--- Start DATA EXCERPTS ---

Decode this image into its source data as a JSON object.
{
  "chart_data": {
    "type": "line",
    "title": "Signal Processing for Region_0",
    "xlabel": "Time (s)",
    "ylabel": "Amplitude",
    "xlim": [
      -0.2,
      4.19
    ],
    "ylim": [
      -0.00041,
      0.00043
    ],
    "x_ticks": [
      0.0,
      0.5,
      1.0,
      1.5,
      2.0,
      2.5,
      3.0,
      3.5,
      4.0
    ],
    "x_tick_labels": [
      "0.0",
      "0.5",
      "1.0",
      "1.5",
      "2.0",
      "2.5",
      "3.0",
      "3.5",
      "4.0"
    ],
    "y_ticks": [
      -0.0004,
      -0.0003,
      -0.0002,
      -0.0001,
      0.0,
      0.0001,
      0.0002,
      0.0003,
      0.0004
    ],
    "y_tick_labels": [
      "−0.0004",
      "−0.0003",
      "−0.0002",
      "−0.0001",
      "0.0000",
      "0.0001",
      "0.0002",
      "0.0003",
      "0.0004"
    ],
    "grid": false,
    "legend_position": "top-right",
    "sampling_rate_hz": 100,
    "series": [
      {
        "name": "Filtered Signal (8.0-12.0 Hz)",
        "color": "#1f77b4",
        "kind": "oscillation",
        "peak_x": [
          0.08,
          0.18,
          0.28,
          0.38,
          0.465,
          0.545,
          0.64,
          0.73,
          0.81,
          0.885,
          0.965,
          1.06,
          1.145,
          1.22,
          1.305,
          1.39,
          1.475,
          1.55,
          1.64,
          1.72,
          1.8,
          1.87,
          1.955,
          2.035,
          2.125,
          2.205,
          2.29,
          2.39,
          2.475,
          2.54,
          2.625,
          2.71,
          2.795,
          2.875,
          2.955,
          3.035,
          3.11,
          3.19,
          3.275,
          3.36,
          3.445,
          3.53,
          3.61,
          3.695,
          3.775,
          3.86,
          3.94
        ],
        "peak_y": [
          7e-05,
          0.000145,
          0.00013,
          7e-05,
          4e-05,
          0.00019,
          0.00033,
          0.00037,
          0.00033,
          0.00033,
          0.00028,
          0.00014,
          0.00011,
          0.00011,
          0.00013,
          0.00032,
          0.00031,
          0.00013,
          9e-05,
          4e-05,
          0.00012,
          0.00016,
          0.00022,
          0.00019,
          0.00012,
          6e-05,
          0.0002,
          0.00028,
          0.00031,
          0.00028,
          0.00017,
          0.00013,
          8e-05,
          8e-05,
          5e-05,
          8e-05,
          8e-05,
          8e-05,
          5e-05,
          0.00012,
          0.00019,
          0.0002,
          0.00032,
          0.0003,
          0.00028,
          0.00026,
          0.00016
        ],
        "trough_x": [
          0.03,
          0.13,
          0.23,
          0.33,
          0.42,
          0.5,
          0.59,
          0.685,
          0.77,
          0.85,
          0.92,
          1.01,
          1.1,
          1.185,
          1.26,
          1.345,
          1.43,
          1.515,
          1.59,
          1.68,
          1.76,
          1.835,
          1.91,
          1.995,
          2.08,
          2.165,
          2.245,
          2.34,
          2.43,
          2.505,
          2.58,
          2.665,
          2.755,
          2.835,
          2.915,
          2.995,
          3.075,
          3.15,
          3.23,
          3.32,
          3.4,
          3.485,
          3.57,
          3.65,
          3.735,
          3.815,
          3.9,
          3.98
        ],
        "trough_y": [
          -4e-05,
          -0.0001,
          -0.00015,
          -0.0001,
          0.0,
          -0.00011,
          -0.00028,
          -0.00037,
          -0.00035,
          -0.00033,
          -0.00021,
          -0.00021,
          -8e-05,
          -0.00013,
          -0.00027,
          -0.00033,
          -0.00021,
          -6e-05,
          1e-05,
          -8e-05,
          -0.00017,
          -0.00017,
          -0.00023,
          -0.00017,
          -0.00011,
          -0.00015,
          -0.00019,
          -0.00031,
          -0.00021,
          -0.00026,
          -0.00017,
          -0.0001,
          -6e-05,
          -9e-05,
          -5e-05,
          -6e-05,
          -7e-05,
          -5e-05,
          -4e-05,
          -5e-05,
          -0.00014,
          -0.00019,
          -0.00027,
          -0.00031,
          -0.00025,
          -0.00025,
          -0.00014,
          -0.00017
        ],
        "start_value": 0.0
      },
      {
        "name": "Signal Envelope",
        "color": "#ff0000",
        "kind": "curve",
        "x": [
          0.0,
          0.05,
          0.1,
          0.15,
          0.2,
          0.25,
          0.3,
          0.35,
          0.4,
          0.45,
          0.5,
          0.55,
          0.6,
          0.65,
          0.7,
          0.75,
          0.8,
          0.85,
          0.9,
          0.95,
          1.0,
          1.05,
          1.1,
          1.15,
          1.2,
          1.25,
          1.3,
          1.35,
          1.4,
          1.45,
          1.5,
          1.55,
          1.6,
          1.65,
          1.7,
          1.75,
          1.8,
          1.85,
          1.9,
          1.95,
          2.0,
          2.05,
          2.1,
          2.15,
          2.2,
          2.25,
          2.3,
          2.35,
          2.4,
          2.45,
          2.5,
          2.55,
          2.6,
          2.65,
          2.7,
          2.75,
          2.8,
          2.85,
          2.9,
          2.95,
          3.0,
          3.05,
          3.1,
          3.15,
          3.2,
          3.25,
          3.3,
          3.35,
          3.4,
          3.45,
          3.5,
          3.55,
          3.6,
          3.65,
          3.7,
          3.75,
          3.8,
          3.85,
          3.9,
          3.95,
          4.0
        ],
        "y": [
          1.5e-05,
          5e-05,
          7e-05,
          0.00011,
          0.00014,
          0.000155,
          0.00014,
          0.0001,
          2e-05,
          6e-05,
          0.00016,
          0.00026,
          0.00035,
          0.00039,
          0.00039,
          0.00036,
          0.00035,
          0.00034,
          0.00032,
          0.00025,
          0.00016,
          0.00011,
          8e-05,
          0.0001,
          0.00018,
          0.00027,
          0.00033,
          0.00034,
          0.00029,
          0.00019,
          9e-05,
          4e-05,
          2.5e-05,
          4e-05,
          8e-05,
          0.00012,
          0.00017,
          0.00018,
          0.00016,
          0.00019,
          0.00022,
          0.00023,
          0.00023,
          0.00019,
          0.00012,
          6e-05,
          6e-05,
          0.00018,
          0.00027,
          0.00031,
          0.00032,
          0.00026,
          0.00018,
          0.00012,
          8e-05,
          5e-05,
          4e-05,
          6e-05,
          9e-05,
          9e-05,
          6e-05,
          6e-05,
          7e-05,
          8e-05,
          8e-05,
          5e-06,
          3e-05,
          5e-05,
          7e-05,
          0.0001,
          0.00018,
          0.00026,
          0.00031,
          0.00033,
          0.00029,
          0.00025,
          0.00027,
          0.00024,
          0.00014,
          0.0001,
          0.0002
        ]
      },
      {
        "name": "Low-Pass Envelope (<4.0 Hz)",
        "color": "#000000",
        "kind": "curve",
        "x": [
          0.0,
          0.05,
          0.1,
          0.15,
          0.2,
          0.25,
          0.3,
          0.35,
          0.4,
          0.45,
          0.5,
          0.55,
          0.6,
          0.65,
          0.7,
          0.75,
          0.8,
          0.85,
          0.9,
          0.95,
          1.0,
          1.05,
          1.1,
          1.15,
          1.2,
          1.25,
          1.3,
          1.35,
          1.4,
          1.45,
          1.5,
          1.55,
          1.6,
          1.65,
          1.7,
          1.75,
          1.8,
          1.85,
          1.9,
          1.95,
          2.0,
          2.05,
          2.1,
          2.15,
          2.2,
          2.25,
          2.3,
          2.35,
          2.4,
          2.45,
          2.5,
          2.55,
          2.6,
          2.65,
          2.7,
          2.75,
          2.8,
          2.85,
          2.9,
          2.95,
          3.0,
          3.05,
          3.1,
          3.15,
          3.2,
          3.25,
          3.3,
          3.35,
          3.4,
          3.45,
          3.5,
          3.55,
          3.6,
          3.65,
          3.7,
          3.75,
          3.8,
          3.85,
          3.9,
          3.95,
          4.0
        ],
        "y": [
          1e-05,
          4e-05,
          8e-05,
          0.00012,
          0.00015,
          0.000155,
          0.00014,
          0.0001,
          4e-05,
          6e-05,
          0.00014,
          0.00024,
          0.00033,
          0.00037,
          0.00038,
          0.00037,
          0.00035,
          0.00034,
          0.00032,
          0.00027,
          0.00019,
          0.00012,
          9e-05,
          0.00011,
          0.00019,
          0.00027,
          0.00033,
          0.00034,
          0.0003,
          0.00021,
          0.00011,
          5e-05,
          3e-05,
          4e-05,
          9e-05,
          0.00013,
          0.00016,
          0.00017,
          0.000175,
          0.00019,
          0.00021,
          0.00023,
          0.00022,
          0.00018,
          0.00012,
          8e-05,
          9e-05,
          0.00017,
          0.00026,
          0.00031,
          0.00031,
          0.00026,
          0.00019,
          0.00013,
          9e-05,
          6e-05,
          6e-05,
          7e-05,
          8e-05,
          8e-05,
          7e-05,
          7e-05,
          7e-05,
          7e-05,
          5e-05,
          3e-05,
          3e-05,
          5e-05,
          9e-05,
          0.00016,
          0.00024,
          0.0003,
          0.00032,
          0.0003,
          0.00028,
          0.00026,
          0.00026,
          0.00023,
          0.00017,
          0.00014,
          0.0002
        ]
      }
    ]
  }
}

--- End DATA EXCERPTS ---

◆ **YOUR INSTRUCTIONS**
Check each line of the records for "color" and copy the ones that contain it.

◆ **COMPLETE ANSWER**
        "color": "#1f77b4",
        "color": "#ff0000",
        "color": "#000000",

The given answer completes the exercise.